*GIVEN TASK:*
Repeat, without any change, the entries presented below.

(Dataset items)
________________________

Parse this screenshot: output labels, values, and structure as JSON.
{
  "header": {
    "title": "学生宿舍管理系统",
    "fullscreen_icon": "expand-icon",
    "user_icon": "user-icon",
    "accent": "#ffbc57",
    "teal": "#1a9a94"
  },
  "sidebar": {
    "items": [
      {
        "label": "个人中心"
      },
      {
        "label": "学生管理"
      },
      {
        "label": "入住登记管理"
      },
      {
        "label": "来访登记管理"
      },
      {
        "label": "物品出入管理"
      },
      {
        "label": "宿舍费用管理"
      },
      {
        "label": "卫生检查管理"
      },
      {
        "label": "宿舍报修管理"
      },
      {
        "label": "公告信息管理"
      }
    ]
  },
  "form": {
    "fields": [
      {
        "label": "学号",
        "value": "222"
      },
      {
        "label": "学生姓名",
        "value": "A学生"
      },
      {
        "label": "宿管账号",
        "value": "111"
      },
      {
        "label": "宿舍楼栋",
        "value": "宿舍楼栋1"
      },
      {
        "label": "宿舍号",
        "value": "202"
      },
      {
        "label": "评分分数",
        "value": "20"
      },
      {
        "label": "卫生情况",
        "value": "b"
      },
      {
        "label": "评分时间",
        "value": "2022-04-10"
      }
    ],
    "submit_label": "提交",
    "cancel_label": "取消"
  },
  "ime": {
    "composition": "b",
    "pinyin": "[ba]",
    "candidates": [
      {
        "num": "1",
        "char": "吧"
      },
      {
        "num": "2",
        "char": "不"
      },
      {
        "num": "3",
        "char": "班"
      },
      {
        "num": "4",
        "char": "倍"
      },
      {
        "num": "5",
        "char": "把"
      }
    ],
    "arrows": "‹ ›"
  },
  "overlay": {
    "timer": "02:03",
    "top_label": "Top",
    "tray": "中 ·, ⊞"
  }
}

________________________

*OUTPUT FOR THIS EXERCISE:*
Parse this screenshot: output labels, values, and structure as JSON.
{
  "header": {
    "title": "学生宿舍管理系统",
    "fullscreen_icon": "expand-icon",
    "user_icon": "user-icon",
    "accent": "#ffbc57",
    "teal": "#1a9a94"
  },
  "sidebar": {
    "items": [
      {
        "label": "个人中心"
      },
      {
        "label": "学生管理"
      },
      {
        "label": "入住登记管理"
      },
      {
        "label": "来访登记管理"
      },
      {
        "label": "物品出入管理"
      },
      {
        "label": "宿舍费用管理"
      },
      {
        "label": "卫生检查管理"
      },
      {
        "label": "宿舍报修管理"
      },
      {
        "label": "公告信息管理"
      }
    ]
  },
  "form": {
    "fields": [
      {
        "label": "学号",
        "value": "222"
      },
      {
        "label": "学生姓名",
        "value": "A学生"
      },
      {
        "label": "宿管账号",
        "value": "111"
      },
      {
        "label": "宿舍楼栋",
        "value": "宿舍楼栋1"
      },
      {
        "label": "宿舍号",
        "value": "202"
      },
      {
        "label": "评分分数",
        "value": "20"
      },
      {
        "label": "卫生情况",
        "value": "b"
      },
      {
        "label": "评分时间",
        "value": "2022-04-10"
      }
    ],
    "submit_label": "提交",
    "cancel_label": "取消"
  },
  "ime": {
    "composition": "b",
    "pinyin": "[ba]",
    "candidates": [
      {
        "num": "1",
        "char": "吧"
      },
      {
        "num": "2",
        "char": "不"
      },
      {
        "num": "3",
        "char": "班"
      },
      {
        "num": "4",
        "char": "倍"
      },
      {
        "num": "5",
        "char": "把"
      }
    ],
    "arrows": "‹ ›"
  },
  "overlay": {
    "timer": "02:03",
    "top_label": "Top",
    "tray": "中 ·, ⊞"
  }
}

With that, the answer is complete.